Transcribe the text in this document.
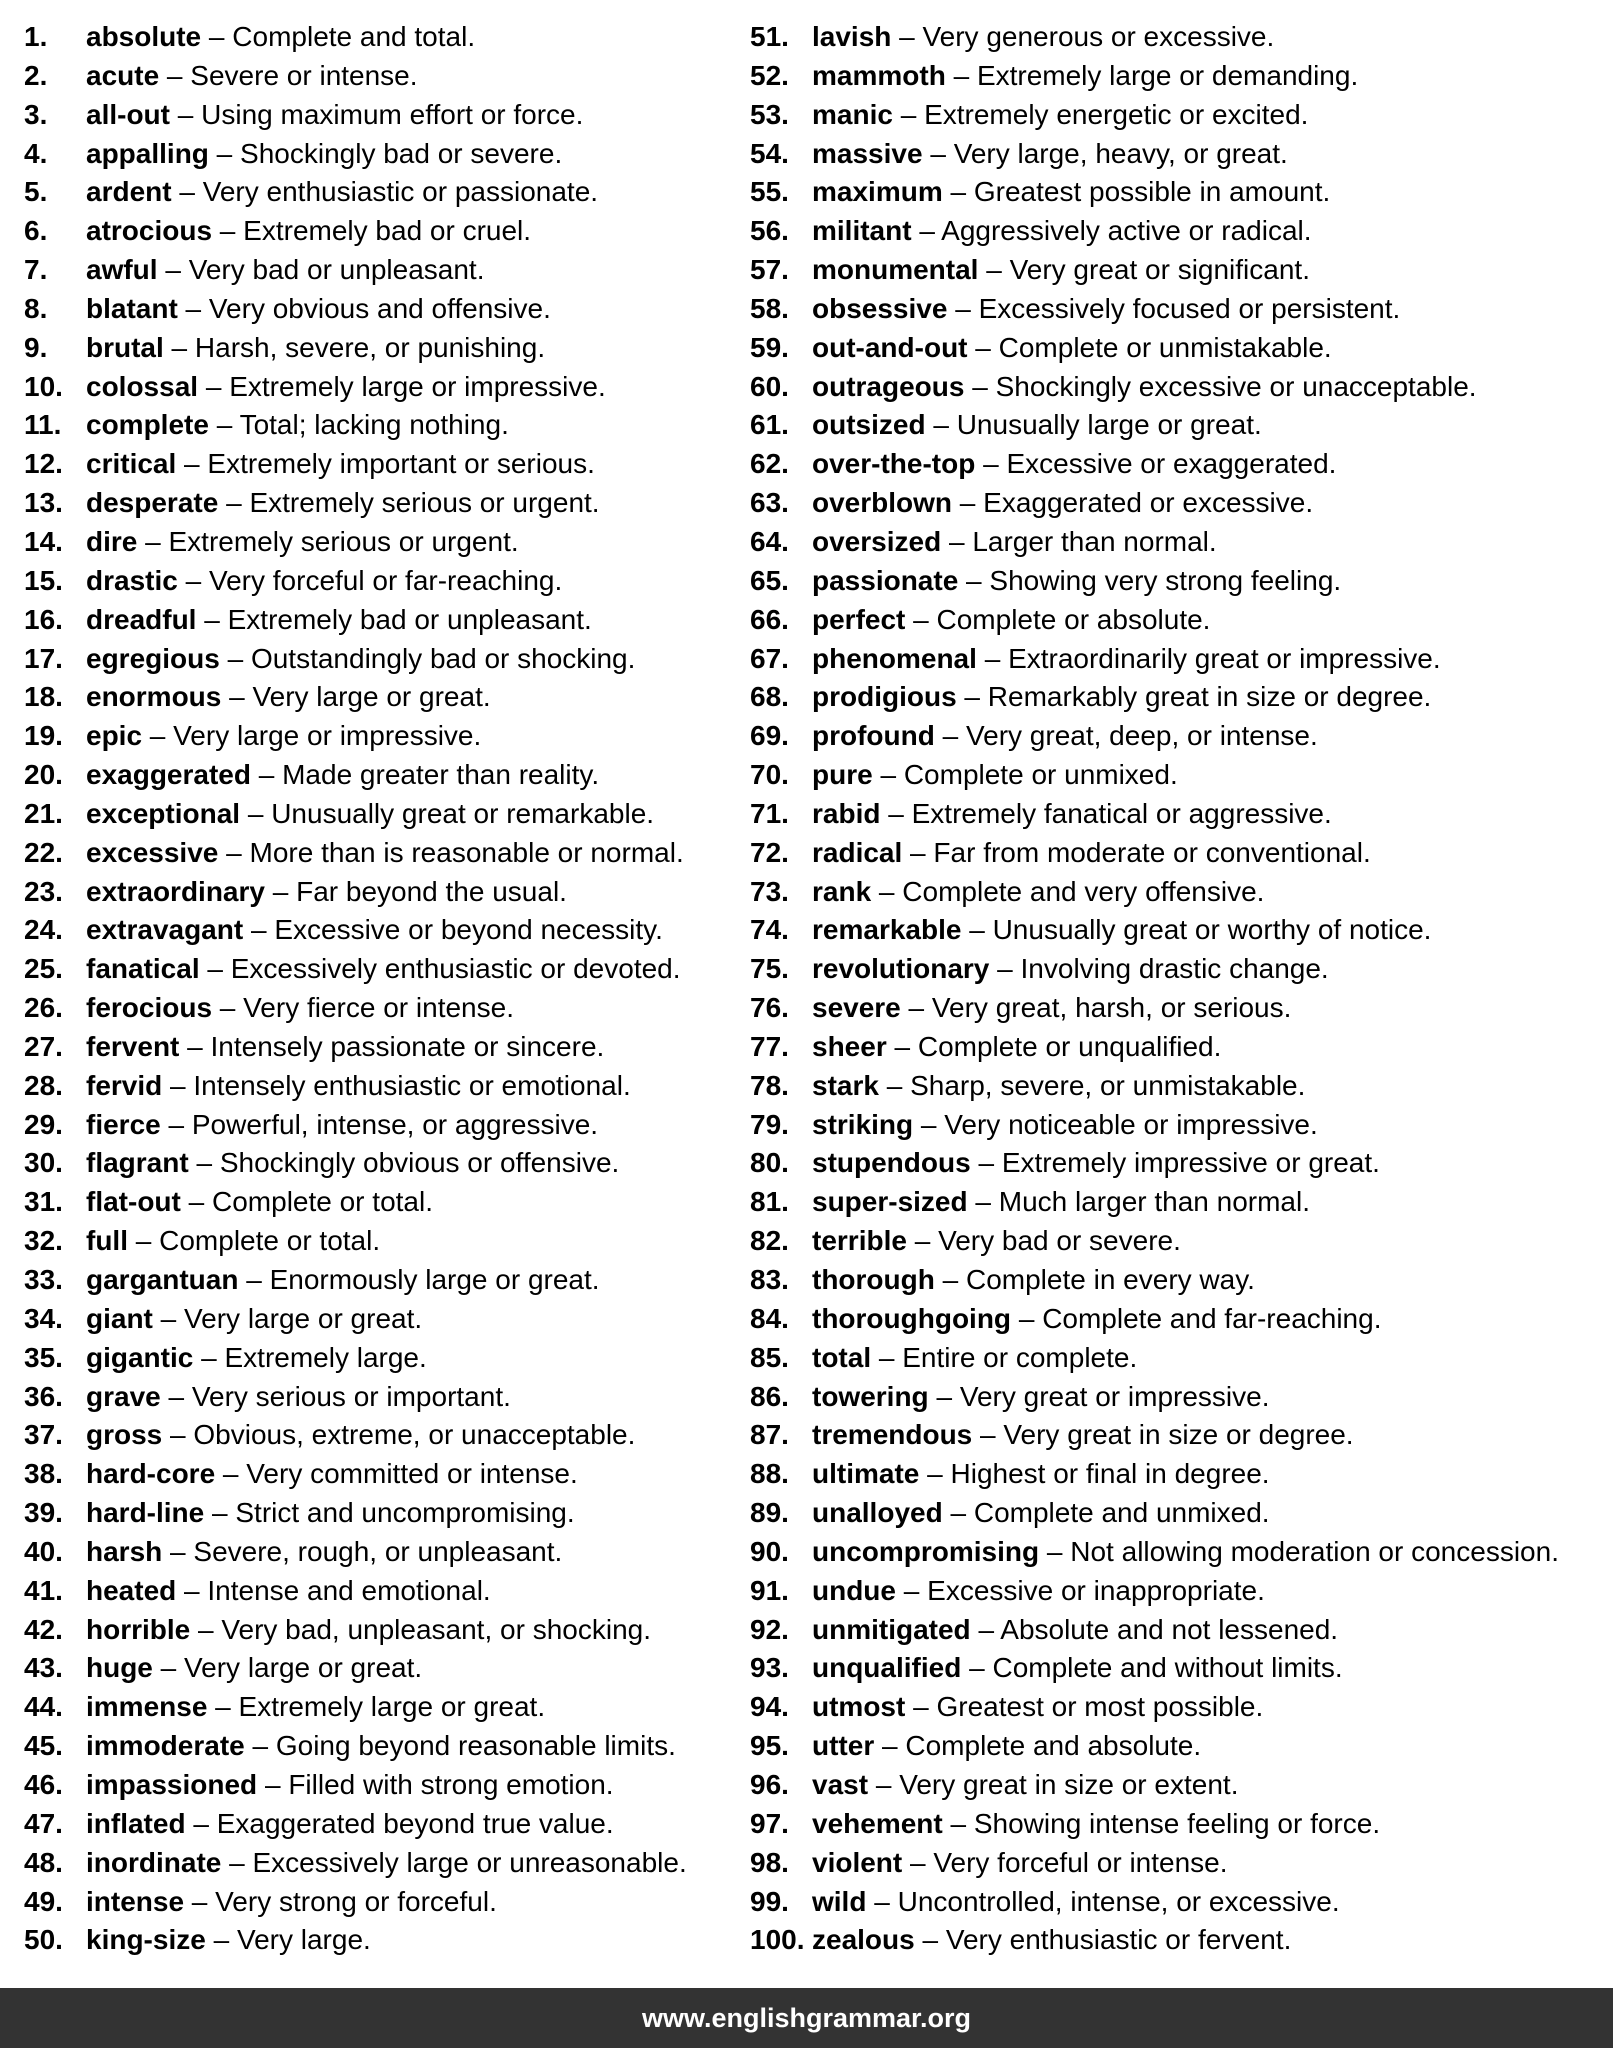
1. absolute – Complete and total.
2. acute – Severe or intense.
3. all-out – Using maximum effort or force.
4. appalling – Shockingly bad or severe.
5. ardent – Very enthusiastic or passionate.
6. atrocious – Extremely bad or cruel.
7. awful – Very bad or unpleasant.
8. blatant – Very obvious and offensive.
9. brutal – Harsh, severe, or punishing.
10. colossal – Extremely large or impressive.
11. complete – Total; lacking nothing.
12. critical – Extremely important or serious.
13. desperate – Extremely serious or urgent.
14. dire – Extremely serious or urgent.
15. drastic – Very forceful or far-reaching.
16. dreadful – Extremely bad or unpleasant.
17. egregious – Outstandingly bad or shocking.
18. enormous – Very large or great.
19. epic – Very large or impressive.
20. exaggerated – Made greater than reality.
21. exceptional – Unusually great or remarkable.
22. excessive – More than is reasonable or normal.
23. extraordinary – Far beyond the usual.
24. extravagant – Excessive or beyond necessity.
25. fanatical – Excessively enthusiastic or devoted.
26. ferocious – Very fierce or intense.
27. fervent – Intensely passionate or sincere.
28. fervid – Intensely enthusiastic or emotional.
29. fierce – Powerful, intense, or aggressive.
30. flagrant – Shockingly obvious or offensive.
31. flat-out – Complete or total.
32. full – Complete or total.
33. gargantuan – Enormously large or great.
34. giant – Very large or great.
35. gigantic – Extremely large.
36. grave – Very serious or important.
37. gross – Obvious, extreme, or unacceptable.
38. hard-core – Very committed or intense.
39. hard-line – Strict and uncompromising.
40. harsh – Severe, rough, or unpleasant.
41. heated – Intense and emotional.
42. horrible – Very bad, unpleasant, or shocking.
43. huge – Very large or great.
44. immense – Extremely large or great.
45. immoderate – Going beyond reasonable limits.
46. impassioned – Filled with strong emotion.
47. inflated – Exaggerated beyond true value.
48. inordinate – Excessively large or unreasonable.
49. intense – Very strong or forceful.
50. king-size – Very large.
51. lavish – Very generous or excessive.
52. mammoth – Extremely large or demanding.
53. manic – Extremely energetic or excited.
54. massive – Very large, heavy, or great.
55. maximum – Greatest possible in amount.
56. militant – Aggressively active or radical.
57. monumental – Very great or significant.
58. obsessive – Excessively focused or persistent.
59. out-and-out – Complete or unmistakable.
60. outrageous – Shockingly excessive or unacceptable.
61. outsized – Unusually large or great.
62. over-the-top – Excessive or exaggerated.
63. overblown – Exaggerated or excessive.
64. oversized – Larger than normal.
65. passionate – Showing very strong feeling.
66. perfect – Complete or absolute.
67. phenomenal – Extraordinarily great or impressive.
68. prodigious – Remarkably great in size or degree.
69. profound – Very great, deep, or intense.
70. pure – Complete or unmixed.
71. rabid – Extremely fanatical or aggressive.
72. radical – Far from moderate or conventional.
73. rank – Complete and very offensive.
74. remarkable – Unusually great or worthy of notice.
75. revolutionary – Involving drastic change.
76. severe – Very great, harsh, or serious.
77. sheer – Complete or unqualified.
78. stark – Sharp, severe, or unmistakable.
79. striking – Very noticeable or impressive.
80. stupendous – Extremely impressive or great.
81. super-sized – Much larger than normal.
82. terrible – Very bad or severe.
83. thorough – Complete in every way.
84. thoroughgoing – Complete and far-reaching.
85. total – Entire or complete.
86. towering – Very great or impressive.
87. tremendous – Very great in size or degree.
88. ultimate – Highest or final in degree.
89. unalloyed – Complete and unmixed.
90. uncompromising – Not allowing moderation or concession.
91. undue – Excessive or inappropriate.
92. unmitigated – Absolute and not lessened.
93. unqualified – Complete and without limits.
94. utmost – Greatest or most possible.
95. utter – Complete and absolute.
96. vast – Very great in size or extent.
97. vehement – Showing intense feeling or force.
98. violent – Very forceful or intense.
99. wild – Uncontrolled, intense, or excessive.
100. zealous – Very enthusiastic or fervent.
www.englishgrammar.org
######
(Job):
Pick out the lines above that hold the string "limits" and show them.

(Result of this task):
45. immoderate – Going beyond reasonable limits.
93. unqualified – Complete and without limits.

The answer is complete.